Below is a listing to write out in full, exactly as given, without its pictures.

Recorded data
::::
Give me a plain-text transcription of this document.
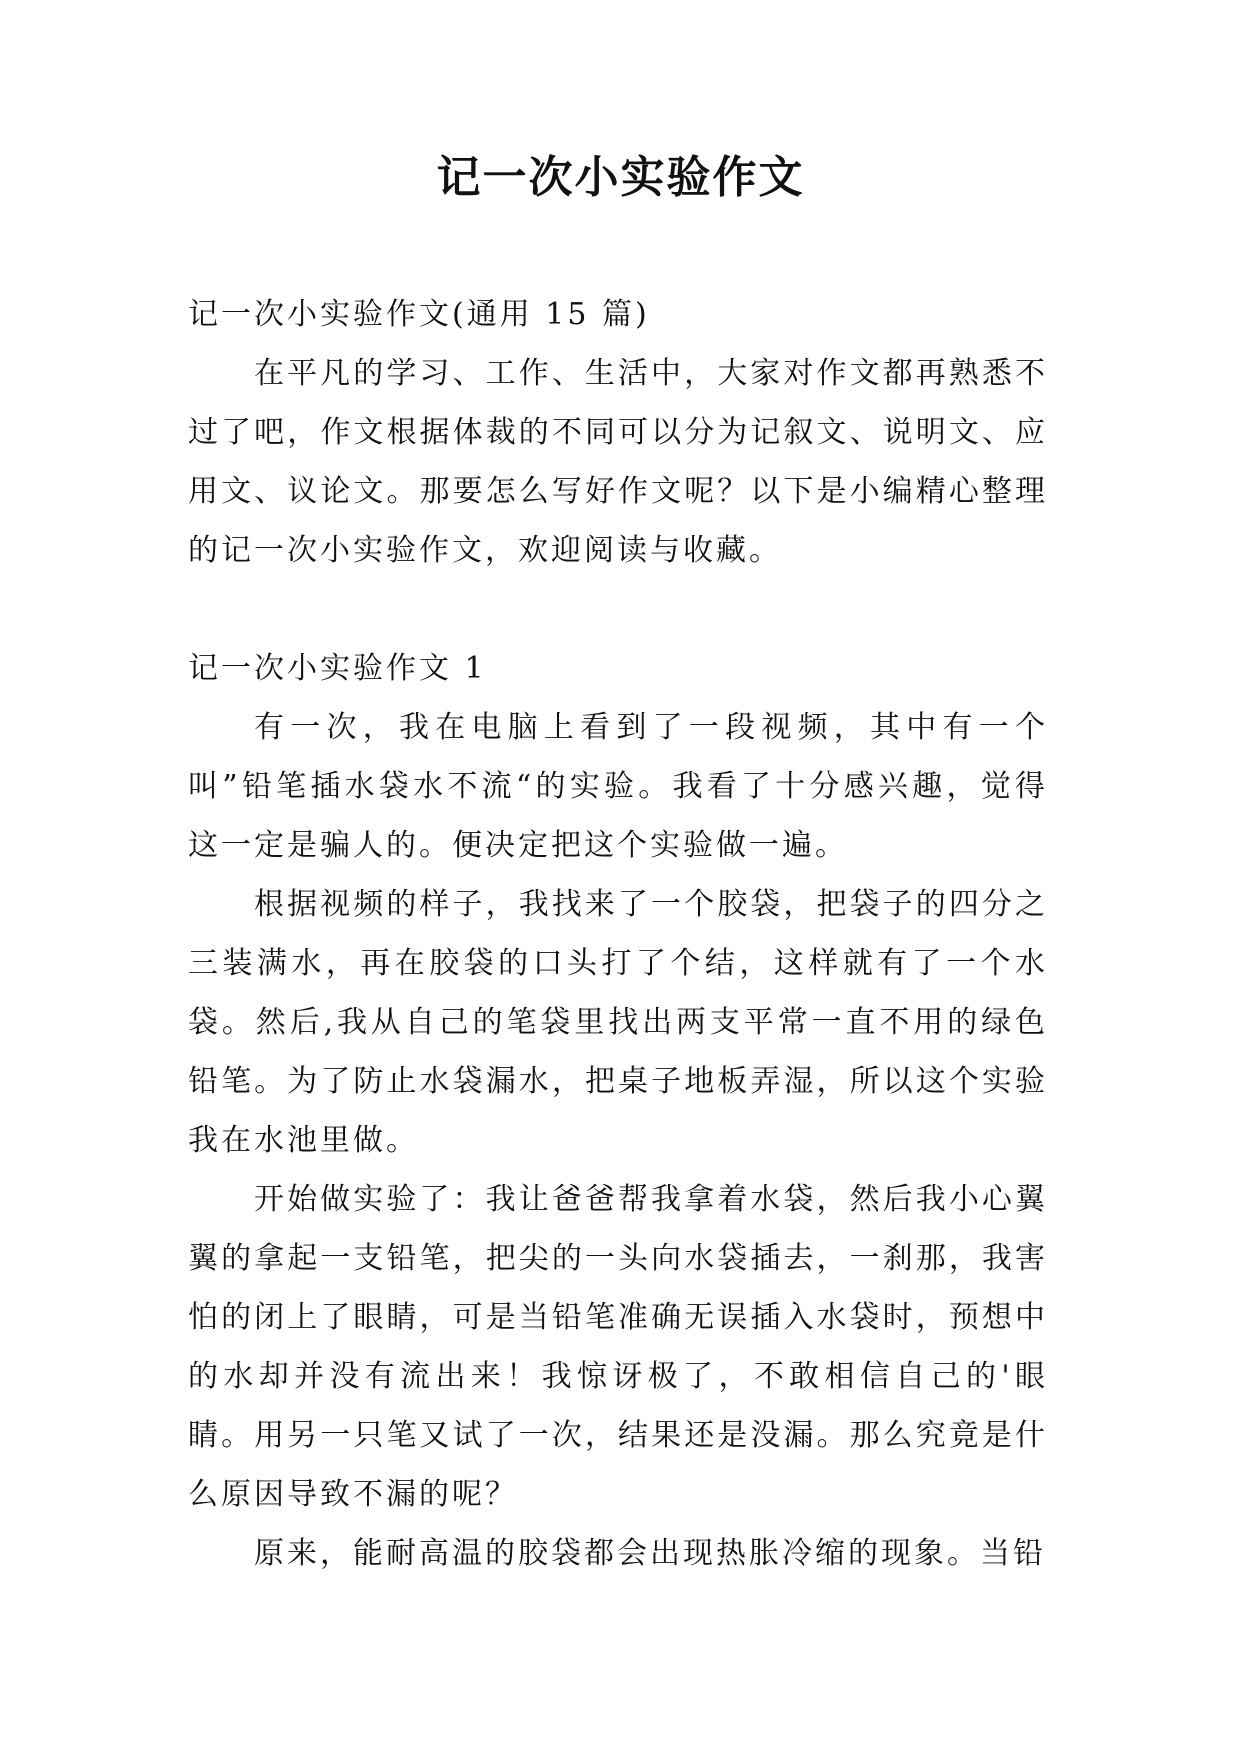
记一次小实验作文

记一次小实验作文(通用 15 篇)

在平凡的学习、工作、生活中，大家对作文都再熟悉不过了吧，作文根据体裁的不同可以分为记叙文、说明文、应用文、议论文。那要怎么写好作文呢？以下是小编精心整理的记一次小实验作文，欢迎阅读与收藏。

记一次小实验作文 1

有一次，我在电脑上看到了一段视频，其中有一个叫”铅笔插水袋水不流“的实验。我看了十分感兴趣，觉得这一定是骗人的。便决定把这个实验做一遍。

根据视频的样子，我找来了一个胶袋，把袋子的四分之三装满水，再在胶袋的口头打了个结，这样就有了一个水袋。然后,我从自己的笔袋里找出两支平常一直不用的绿色铅笔。为了防止水袋漏水，把桌子地板弄湿，所以这个实验我在水池里做。

开始做实验了：我让爸爸帮我拿着水袋，然后我小心翼翼的拿起一支铅笔，把尖的一头向水袋插去，一刹那，我害怕的闭上了眼睛，可是当铅笔准确无误插入水袋时，预想中的水却并没有流出来！我惊讶极了，不敢相信自己的'眼睛。用另一只笔又试了一次，结果还是没漏。那么究竟是什么原因导致不漏的呢？

原来，能耐高温的胶袋都会出现热胀冷缩的现象。当铅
::::
Final result:
Give me a plain-text transcription of this document.
记一次小实验作文

记一次小实验作文(通用 15 篇)

在平凡的学习、工作、生活中，大家对作文都再熟悉不过了吧，作文根据体裁的不同可以分为记叙文、说明文、应用文、议论文。那要怎么写好作文呢？以下是小编精心整理的记一次小实验作文，欢迎阅读与收藏。

记一次小实验作文 1

有一次，我在电脑上看到了一段视频，其中有一个叫”铅笔插水袋水不流“的实验。我看了十分感兴趣，觉得这一定是骗人的。便决定把这个实验做一遍。

根据视频的样子，我找来了一个胶袋，把袋子的四分之三装满水，再在胶袋的口头打了个结，这样就有了一个水袋。然后,我从自己的笔袋里找出两支平常一直不用的绿色铅笔。为了防止水袋漏水，把桌子地板弄湿，所以这个实验我在水池里做。

开始做实验了：我让爸爸帮我拿着水袋，然后我小心翼翼的拿起一支铅笔，把尖的一头向水袋插去，一刹那，我害怕的闭上了眼睛，可是当铅笔准确无误插入水袋时，预想中的水却并没有流出来！我惊讶极了，不敢相信自己的'眼睛。用另一只笔又试了一次，结果还是没漏。那么究竟是什么原因导致不漏的呢？

原来，能耐高温的胶袋都会出现热胀冷缩的现象。当铅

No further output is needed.